> _Description of the task_: Out of the lines below, please list those that hold the string "larger".

Dataset rows:
════

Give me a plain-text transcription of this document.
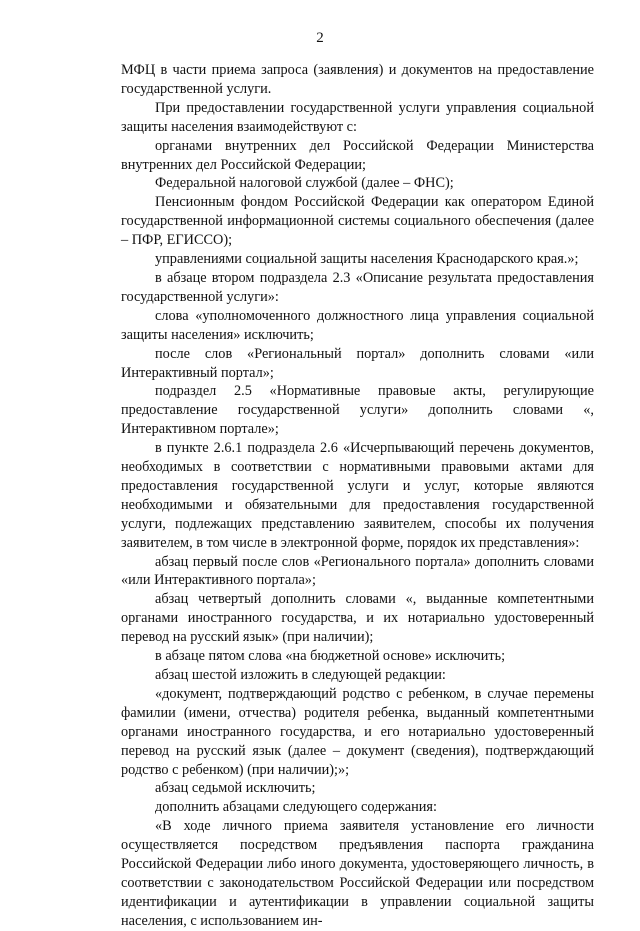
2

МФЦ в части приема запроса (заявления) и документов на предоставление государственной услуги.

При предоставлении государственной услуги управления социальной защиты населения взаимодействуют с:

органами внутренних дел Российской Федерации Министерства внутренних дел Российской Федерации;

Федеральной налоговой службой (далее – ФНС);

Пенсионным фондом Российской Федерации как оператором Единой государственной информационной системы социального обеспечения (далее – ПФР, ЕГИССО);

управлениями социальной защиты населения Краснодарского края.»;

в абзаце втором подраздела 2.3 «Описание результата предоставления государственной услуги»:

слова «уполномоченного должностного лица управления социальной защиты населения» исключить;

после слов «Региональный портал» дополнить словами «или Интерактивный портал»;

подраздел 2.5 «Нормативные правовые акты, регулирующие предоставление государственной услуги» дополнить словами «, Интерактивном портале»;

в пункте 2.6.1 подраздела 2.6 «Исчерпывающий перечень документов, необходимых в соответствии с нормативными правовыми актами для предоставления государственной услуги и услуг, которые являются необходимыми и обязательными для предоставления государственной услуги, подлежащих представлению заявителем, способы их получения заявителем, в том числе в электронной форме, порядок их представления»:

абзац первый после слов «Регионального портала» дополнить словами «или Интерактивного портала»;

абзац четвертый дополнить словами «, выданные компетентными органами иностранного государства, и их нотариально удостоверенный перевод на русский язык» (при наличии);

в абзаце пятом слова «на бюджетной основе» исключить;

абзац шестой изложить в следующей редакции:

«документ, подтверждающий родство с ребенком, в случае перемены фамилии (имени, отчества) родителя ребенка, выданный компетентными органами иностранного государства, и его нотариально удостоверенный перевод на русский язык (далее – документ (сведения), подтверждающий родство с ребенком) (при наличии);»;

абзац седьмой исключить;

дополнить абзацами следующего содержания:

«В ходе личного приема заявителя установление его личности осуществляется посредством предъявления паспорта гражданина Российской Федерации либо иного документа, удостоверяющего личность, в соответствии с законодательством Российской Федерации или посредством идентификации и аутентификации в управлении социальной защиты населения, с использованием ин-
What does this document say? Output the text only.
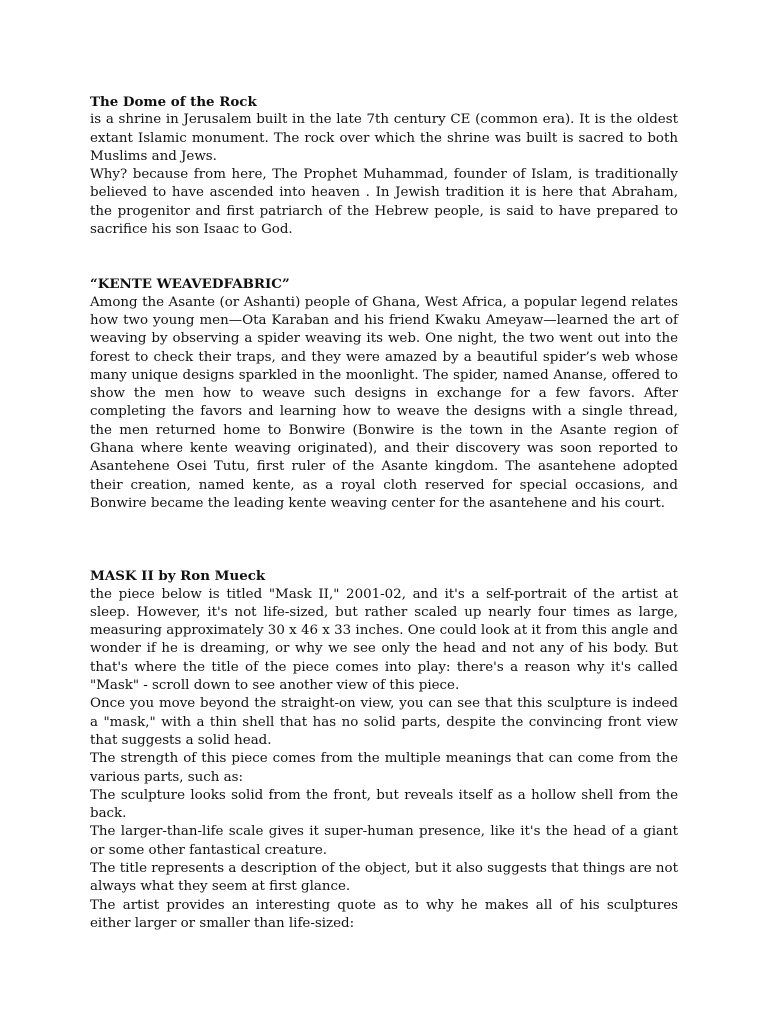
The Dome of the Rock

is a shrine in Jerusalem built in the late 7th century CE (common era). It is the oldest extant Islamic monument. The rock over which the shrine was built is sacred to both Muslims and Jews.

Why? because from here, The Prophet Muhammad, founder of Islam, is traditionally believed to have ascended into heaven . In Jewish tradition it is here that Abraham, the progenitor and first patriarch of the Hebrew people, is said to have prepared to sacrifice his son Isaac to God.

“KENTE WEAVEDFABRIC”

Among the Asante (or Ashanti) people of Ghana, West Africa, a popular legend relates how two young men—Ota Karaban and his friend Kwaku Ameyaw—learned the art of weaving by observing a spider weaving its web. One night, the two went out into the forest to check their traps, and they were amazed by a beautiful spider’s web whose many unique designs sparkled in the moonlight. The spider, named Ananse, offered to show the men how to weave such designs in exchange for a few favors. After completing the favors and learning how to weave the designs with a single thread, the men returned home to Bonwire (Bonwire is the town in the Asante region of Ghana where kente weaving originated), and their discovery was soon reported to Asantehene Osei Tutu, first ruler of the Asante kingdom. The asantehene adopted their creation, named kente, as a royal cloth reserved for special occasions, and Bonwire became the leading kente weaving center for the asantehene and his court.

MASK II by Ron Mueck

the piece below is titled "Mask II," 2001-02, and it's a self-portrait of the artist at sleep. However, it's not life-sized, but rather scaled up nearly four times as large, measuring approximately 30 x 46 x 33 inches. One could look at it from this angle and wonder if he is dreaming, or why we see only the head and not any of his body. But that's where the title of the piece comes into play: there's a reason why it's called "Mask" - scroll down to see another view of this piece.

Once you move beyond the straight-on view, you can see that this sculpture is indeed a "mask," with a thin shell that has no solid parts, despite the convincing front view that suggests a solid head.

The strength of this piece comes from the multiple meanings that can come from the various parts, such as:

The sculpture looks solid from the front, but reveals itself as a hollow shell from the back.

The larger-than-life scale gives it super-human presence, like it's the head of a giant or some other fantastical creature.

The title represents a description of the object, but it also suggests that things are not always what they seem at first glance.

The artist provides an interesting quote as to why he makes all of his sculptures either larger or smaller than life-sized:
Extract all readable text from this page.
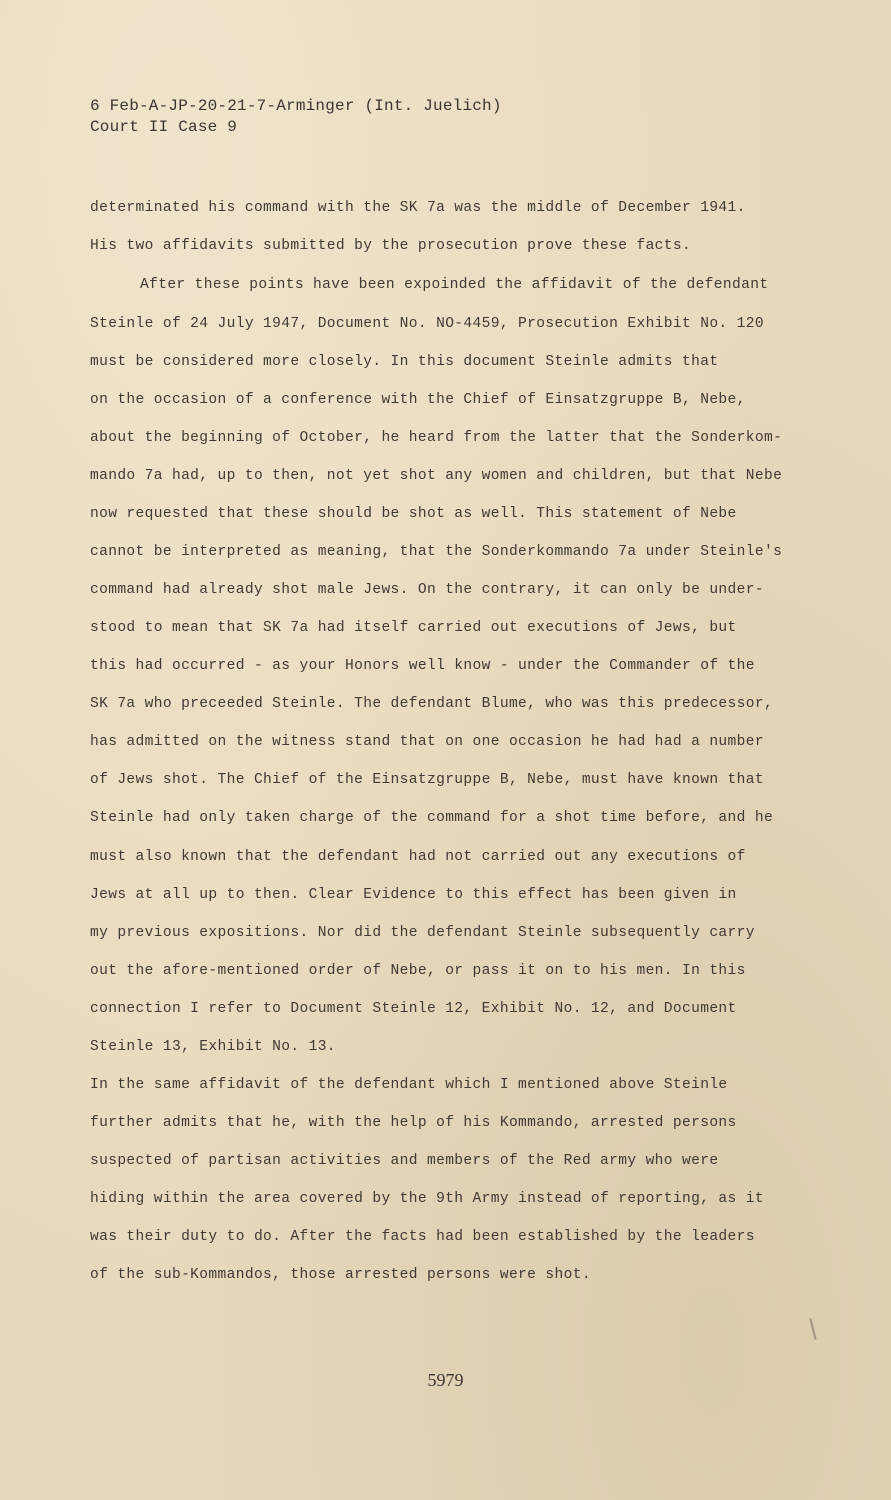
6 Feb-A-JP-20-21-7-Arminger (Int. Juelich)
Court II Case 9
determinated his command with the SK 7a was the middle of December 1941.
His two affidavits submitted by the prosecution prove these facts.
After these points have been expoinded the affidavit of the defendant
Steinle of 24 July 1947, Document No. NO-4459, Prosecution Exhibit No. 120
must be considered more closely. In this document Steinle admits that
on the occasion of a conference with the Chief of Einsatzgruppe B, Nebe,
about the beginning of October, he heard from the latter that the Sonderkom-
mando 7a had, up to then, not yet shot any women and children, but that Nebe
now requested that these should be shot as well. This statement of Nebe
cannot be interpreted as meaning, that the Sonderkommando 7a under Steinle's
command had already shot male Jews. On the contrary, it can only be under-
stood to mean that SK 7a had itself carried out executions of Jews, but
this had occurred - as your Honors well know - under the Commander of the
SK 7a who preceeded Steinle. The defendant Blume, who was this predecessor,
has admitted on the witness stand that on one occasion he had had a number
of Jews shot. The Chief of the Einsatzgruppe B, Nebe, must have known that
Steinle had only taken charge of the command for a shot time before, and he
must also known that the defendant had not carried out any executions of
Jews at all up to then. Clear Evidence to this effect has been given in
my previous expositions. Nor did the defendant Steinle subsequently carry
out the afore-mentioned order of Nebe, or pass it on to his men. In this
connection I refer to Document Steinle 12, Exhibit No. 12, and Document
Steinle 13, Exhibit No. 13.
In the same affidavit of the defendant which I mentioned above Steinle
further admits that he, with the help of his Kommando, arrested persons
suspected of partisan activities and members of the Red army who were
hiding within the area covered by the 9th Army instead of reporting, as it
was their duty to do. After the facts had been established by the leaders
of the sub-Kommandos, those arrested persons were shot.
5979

════

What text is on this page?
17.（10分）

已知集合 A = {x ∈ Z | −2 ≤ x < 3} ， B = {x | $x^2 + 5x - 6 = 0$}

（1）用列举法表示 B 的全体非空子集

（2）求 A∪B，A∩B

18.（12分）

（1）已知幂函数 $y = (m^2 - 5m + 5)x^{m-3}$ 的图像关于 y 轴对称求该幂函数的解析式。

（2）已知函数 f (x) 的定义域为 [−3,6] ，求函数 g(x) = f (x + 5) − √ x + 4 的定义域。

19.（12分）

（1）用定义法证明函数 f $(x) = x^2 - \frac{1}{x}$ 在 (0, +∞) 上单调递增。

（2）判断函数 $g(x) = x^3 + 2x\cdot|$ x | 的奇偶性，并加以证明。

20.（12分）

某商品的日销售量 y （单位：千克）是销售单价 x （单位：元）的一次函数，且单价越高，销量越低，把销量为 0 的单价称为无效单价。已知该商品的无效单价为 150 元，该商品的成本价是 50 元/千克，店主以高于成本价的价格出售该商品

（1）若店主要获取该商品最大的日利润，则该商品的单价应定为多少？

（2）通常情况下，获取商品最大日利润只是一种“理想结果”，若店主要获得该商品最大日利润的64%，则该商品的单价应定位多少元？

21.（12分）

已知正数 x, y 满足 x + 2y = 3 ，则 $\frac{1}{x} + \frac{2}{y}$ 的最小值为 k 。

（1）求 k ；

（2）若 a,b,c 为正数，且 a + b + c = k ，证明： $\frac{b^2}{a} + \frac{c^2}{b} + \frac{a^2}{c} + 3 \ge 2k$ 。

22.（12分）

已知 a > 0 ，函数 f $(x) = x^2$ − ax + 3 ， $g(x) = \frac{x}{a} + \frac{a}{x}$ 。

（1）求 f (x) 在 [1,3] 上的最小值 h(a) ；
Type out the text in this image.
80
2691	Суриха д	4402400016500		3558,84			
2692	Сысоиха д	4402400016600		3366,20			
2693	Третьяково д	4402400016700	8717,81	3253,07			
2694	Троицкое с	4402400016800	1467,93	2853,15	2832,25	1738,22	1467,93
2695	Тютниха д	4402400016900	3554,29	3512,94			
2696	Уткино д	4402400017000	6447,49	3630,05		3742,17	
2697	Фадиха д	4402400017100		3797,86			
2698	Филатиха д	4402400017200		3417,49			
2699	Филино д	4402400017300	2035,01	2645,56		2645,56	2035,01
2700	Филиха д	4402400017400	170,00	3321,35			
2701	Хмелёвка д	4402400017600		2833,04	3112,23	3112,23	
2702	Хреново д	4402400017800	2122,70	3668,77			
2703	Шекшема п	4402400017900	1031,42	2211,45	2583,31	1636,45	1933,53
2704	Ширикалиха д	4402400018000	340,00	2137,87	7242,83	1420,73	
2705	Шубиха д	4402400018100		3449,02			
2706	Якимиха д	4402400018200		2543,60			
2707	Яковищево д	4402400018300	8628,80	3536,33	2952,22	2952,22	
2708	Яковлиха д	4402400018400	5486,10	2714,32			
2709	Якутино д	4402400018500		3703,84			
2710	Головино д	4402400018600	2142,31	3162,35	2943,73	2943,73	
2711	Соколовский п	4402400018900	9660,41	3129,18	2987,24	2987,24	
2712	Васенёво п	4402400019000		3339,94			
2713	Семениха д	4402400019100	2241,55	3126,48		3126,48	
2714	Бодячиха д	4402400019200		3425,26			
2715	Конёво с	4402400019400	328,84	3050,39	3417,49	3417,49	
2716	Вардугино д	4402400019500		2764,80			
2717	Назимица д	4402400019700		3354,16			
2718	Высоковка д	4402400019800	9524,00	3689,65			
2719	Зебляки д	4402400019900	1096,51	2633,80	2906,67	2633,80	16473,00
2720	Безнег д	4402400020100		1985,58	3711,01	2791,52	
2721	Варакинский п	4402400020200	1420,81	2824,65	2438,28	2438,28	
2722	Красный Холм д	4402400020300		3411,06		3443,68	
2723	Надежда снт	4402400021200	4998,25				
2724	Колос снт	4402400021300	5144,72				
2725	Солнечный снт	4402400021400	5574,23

════

> _Solved exercise_:
The larger-than-life scale gives it super-human presence, like it's the head of a giant or some other fantastical creature.
The artist provides an interesting quote as to why he makes all of his sculptures either larger or smaller than life-sized:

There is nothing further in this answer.